## Written exercise:
Pick out each line with the word "Luke" from the material that follows.

## Raw records:
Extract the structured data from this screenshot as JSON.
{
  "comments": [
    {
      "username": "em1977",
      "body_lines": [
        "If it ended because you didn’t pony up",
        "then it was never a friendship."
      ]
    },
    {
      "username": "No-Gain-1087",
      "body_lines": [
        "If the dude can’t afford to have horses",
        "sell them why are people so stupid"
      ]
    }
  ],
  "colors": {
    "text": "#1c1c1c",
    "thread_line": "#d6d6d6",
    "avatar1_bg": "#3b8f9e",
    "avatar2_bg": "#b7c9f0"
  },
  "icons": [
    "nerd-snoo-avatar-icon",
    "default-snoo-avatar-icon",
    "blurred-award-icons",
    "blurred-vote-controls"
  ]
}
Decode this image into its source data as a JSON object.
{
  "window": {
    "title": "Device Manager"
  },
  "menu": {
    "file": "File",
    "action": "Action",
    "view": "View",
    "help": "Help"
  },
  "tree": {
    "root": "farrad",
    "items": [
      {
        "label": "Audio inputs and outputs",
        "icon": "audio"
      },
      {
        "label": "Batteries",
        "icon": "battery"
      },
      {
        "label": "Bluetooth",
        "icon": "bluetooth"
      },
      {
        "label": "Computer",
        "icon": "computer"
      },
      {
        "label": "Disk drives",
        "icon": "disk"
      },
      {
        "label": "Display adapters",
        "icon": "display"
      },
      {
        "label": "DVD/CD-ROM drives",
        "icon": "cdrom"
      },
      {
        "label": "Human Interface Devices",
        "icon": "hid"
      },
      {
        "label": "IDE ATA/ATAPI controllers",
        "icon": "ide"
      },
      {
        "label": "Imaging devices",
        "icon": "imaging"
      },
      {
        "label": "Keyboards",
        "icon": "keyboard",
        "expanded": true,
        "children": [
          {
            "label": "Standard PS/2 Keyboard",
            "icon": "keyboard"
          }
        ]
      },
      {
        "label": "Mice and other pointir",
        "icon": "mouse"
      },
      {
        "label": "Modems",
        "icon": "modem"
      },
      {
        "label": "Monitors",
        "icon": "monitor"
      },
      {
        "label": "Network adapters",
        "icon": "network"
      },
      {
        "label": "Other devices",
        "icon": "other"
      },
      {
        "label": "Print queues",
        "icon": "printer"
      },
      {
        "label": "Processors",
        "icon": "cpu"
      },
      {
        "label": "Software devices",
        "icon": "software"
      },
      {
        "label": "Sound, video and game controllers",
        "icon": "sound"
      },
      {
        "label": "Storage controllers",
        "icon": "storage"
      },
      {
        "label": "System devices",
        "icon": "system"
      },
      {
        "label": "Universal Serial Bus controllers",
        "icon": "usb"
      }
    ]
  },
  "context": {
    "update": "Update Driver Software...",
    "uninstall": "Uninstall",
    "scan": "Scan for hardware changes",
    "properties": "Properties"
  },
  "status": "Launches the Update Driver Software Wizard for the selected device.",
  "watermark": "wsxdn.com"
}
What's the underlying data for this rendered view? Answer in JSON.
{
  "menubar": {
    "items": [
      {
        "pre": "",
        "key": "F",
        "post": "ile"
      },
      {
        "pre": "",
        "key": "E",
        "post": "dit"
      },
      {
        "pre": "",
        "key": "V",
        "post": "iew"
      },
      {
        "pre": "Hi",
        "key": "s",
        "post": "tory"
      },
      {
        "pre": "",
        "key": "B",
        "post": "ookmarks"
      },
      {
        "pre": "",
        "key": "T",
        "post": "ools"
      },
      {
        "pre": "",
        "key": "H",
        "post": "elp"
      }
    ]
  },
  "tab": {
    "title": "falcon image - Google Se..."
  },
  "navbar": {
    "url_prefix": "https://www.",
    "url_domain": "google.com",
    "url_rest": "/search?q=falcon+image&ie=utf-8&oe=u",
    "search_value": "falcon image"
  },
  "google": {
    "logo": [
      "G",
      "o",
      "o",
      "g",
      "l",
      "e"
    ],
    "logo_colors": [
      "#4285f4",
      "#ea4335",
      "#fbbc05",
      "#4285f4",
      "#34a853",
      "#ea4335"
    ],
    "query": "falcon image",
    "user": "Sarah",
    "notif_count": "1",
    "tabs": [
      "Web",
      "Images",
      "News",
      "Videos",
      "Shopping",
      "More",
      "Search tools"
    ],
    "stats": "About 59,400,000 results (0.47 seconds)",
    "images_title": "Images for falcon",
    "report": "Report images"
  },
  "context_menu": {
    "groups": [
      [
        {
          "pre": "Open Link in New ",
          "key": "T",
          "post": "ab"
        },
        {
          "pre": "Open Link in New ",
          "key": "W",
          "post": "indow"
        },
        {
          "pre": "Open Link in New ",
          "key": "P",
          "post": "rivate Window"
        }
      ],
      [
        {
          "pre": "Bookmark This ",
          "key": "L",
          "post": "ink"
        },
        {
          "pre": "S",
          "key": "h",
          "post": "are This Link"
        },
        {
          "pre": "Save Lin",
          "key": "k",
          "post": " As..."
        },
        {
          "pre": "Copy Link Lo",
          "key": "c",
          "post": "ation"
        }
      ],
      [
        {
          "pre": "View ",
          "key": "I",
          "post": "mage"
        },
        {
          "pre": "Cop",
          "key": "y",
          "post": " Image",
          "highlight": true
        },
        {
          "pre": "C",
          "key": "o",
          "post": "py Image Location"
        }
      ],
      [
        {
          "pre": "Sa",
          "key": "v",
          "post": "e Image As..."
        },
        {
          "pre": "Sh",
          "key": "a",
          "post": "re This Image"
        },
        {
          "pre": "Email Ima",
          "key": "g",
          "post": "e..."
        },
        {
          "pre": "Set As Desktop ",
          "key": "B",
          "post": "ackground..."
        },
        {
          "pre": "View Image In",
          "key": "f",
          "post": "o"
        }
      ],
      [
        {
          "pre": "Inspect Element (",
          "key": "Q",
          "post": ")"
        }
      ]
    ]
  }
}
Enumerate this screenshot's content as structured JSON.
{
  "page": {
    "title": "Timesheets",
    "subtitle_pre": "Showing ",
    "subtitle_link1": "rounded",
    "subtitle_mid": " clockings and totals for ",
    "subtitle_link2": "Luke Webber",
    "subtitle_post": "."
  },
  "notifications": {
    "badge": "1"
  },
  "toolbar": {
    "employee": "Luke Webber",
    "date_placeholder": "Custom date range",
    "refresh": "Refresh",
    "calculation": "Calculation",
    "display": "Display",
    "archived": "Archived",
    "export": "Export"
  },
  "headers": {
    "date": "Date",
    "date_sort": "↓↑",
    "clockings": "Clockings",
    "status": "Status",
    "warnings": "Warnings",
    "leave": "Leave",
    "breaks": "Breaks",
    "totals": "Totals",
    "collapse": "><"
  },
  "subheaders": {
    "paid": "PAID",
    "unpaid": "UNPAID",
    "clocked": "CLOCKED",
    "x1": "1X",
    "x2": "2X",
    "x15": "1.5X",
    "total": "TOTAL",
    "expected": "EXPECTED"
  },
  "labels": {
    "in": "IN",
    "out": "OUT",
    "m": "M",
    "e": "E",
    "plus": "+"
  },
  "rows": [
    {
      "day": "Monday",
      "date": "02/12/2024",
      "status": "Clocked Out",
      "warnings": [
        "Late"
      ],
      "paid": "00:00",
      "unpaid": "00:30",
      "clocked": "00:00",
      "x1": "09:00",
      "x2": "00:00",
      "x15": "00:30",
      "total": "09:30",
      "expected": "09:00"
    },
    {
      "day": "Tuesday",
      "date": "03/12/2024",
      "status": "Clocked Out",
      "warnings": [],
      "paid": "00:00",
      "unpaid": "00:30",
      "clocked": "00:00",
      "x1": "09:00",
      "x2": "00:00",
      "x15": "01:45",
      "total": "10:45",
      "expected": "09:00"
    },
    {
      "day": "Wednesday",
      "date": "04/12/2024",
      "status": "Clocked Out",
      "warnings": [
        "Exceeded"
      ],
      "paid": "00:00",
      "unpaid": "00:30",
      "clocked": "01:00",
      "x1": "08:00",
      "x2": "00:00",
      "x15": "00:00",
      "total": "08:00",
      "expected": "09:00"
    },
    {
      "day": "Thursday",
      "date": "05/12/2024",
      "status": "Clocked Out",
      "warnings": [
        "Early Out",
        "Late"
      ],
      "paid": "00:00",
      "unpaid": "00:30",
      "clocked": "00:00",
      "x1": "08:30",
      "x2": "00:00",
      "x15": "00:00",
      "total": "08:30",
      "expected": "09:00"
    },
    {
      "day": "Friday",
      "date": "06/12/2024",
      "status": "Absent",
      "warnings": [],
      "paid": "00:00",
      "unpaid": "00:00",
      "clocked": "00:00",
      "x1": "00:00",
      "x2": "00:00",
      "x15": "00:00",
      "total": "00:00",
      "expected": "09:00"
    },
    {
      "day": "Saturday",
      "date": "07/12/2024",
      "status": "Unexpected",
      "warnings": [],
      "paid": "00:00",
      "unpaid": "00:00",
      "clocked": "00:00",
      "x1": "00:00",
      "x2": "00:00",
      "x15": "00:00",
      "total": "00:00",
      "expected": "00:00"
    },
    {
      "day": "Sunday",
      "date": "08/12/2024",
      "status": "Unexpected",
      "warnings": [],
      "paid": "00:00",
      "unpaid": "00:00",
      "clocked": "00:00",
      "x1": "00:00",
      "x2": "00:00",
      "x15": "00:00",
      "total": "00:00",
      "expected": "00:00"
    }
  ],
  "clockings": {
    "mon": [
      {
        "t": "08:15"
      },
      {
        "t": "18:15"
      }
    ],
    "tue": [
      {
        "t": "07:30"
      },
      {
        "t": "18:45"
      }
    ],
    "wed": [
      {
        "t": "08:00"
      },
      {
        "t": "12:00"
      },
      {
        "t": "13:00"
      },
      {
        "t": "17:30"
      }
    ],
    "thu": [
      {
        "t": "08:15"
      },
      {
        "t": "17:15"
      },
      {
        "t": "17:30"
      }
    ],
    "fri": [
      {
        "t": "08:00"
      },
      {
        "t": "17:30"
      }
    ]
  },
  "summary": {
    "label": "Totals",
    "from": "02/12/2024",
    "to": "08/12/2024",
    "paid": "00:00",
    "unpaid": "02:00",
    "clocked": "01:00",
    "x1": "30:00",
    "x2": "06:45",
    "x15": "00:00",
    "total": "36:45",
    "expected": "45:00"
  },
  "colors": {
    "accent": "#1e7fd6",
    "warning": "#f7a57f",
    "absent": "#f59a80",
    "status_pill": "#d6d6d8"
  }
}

## Solved exercise:
    "subtitle_link2": "Luke Webber",
    "employee": "Luke Webber",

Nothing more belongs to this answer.